### Task goal
Every entry here needs to be repeated exactly.

### Provided data
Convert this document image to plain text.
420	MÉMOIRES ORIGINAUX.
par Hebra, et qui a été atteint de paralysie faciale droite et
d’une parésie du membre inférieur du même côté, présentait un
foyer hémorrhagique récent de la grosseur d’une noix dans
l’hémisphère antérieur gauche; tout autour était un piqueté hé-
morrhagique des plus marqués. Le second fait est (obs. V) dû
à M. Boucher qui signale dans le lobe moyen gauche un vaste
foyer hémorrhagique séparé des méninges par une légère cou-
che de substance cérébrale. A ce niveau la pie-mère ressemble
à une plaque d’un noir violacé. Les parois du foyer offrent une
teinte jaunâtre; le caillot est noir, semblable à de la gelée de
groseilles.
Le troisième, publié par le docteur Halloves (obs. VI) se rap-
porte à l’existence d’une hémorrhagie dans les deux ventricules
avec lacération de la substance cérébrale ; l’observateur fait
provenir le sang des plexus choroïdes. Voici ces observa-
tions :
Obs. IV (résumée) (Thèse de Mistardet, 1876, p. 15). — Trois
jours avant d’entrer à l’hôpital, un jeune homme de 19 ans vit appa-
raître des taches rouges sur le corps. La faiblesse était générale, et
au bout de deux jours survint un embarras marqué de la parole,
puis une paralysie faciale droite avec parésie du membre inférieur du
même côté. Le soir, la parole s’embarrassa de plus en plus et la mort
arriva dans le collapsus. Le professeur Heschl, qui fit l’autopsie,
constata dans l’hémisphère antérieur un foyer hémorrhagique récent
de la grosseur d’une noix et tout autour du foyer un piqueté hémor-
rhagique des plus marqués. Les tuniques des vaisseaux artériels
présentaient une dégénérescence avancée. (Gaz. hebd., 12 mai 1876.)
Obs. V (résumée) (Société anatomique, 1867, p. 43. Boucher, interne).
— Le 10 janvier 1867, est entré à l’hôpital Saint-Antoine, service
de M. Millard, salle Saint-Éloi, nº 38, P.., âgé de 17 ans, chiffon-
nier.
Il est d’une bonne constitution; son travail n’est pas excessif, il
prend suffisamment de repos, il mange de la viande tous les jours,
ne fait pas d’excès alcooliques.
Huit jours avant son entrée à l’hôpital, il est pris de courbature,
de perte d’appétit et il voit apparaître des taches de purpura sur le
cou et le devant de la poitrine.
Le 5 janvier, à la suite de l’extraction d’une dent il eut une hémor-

### Solution to this exercise
Convert this document image to plain text.
420	MÉMOIRES ORIGINAUX.
par Hebra, et qui a été atteint de paralysie faciale droite et
d’une parésie du membre inférieur du même côté, présentait un
foyer hémorrhagique récent de la grosseur d’une noix dans
l’hémisphère antérieur gauche; tout autour était un piqueté hé-
morrhagique des plus marqués. Le second fait est (obs. V) dû
à M. Boucher qui signale dans le lobe moyen gauche un vaste
foyer hémorrhagique séparé des méninges par une légère cou-
che de substance cérébrale. A ce niveau la pie-mère ressemble
à une plaque d’un noir violacé. Les parois du foyer offrent une
teinte jaunâtre; le caillot est noir, semblable à de la gelée de
groseilles.
Le troisième, publié par le docteur Halloves (obs. VI) se rap-
porte à l’existence d’une hémorrhagie dans les deux ventricules
avec lacération de la substance cérébrale ; l’observateur fait
provenir le sang des plexus choroïdes. Voici ces observa-
tions :
Obs. IV (résumée) (Thèse de Mistardet, 1876, p. 15). — Trois
jours avant d’entrer à l’hôpital, un jeune homme de 19 ans vit appa-
raître des taches rouges sur le corps. La faiblesse était générale, et
au bout de deux jours survint un embarras marqué de la parole,
puis une paralysie faciale droite avec parésie du membre inférieur du
même côté. Le soir, la parole s’embarrassa de plus en plus et la mort
arriva dans le collapsus. Le professeur Heschl, qui fit l’autopsie,
constata dans l’hémisphère antérieur un foyer hémorrhagique récent
de la grosseur d’une noix et tout autour du foyer un piqueté hémor-
rhagique des plus marqués. Les tuniques des vaisseaux artériels
présentaient une dégénérescence avancée. (Gaz. hebd., 12 mai 1876.)
Obs. V (résumée) (Société anatomique, 1867, p. 43. Boucher, interne).
— Le 10 janvier 1867, est entré à l’hôpital Saint-Antoine, service
de M. Millard, salle Saint-Éloi, nº 38, P.., âgé de 17 ans, chiffon-
nier.
Il est d’une bonne constitution; son travail n’est pas excessif, il
prend suffisamment de repos, il mange de la viande tous les jours,
ne fait pas d’excès alcooliques.
Huit jours avant son entrée à l’hôpital, il est pris de courbature,
de perte d’appétit et il voit apparaître des taches de purpura sur le
cou et le devant de la poitrine.
Le 5 janvier, à la suite de l’extraction d’une dent il eut une hémor-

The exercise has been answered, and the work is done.